start READING TEXT
Following on from the last time’s entry, I’m going to look into the results in a bit more detail of my recent work for JISC on library cost and efficiency savings. As mentioned previously I’m presenting the results of a survey and many (if not all) of the opinions expressed are those of the community whom responded, rather than my own. The slides can still be found here.
Resource Saving (Slides 5-6)
It wasn’t a shock that for many people the heart of saving resources was staff. There were fears about cuts, redundancies or non-replacement of vacant posts. Where they hadn’t happened yet people felt they were very much in the wind. There was also talk of looking at structures and staff roles, with one respondent even suggesting employing volunteers or graduate trainees rather than library assistants – not likely to a popular suggestion with anyone working in a library. Elements of process review were tied to staffing savings, with people making suggestions of everything from the most mundane revisions through to delegation wholesale of functions to other parts of the organisation. I personally liked the suggestion from one respondent that we should question everything, ask “Why are we doing this”.
end READING TEXT
start SUPPLIED MATERIAL
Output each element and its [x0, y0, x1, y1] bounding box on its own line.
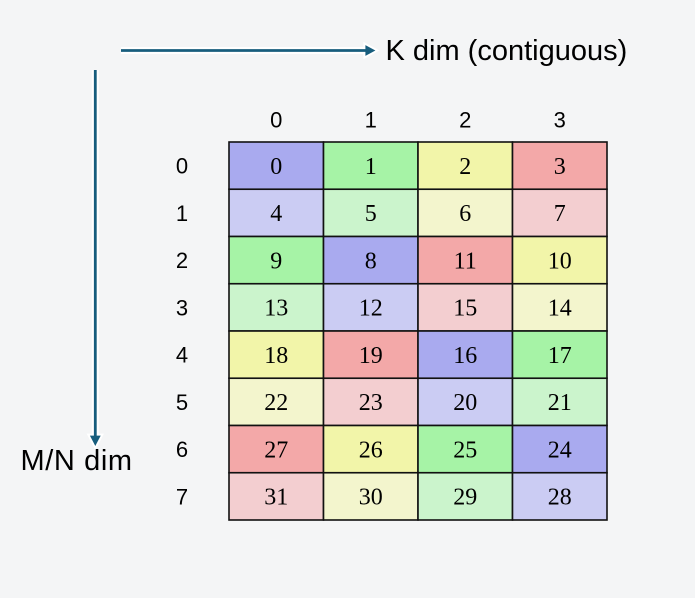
end SUPPLIED MATERIAL
CHALLENGES ▸
1) Answer from the blog post on library cost savings:
(a) For which organization was the recent work on library cost and efficiency savings carried out?
(b) Which slides cover resource saving?
(c) What question did one respondent suggest asking about everything?
2) According to the blog post on library cost savings, why are many of the opinions in it not the writer's own?
3) Continue the blog post on library cost savings from its last sentence.
The data plays no part in what is asked here.

THE ANSWERS ▸
1)
(a) JISC
(b) Slides 5-6
(c) "Why are we doing this"

2) The post presents the results of a survey. Many of the opinions it reports therefore belong to the community members who responded to that survey, not to the writer.

3)
The fact that with changes like this there is a need for staff to consider their roles and be more flexible also came up a lot. That said a few respondent touched on how there needed to be a change in the attitude of staff, as many would be resident to changes that might actually help their service and their job remain viable. Services as a whole were noted as in need of rethinking themselves as well. The use of improved technologies to save costs, from better energy efficiency or especially a reduction in the use of paper photocopying was also mentioned quite a bit.
Obviously when it comes to saving resources the bottom dollar is often in acquisitions or subscriptions, and people in the sample were experiencing this at different levels. Quite a few noted that careful consideration of where to cut subscriptions was needed, so as to impact on services as little as possible. Others noted the need to review all subscriptions, especially standing orders that have continued unnoticed for years. Again an attitude of question everything was visible.
The final major area identified for review was outsourcing functions that are no longer cost efficient to carry out in house. This was the first appearance of a theme that would be replicated in later questions, identifying book acquisition, processing and cataloguing as the perceived most cost inefficient process carried out in house. Reducing this or outsourcing it completely was considered to be a most desirous option.
Time Saving (slides 7-8)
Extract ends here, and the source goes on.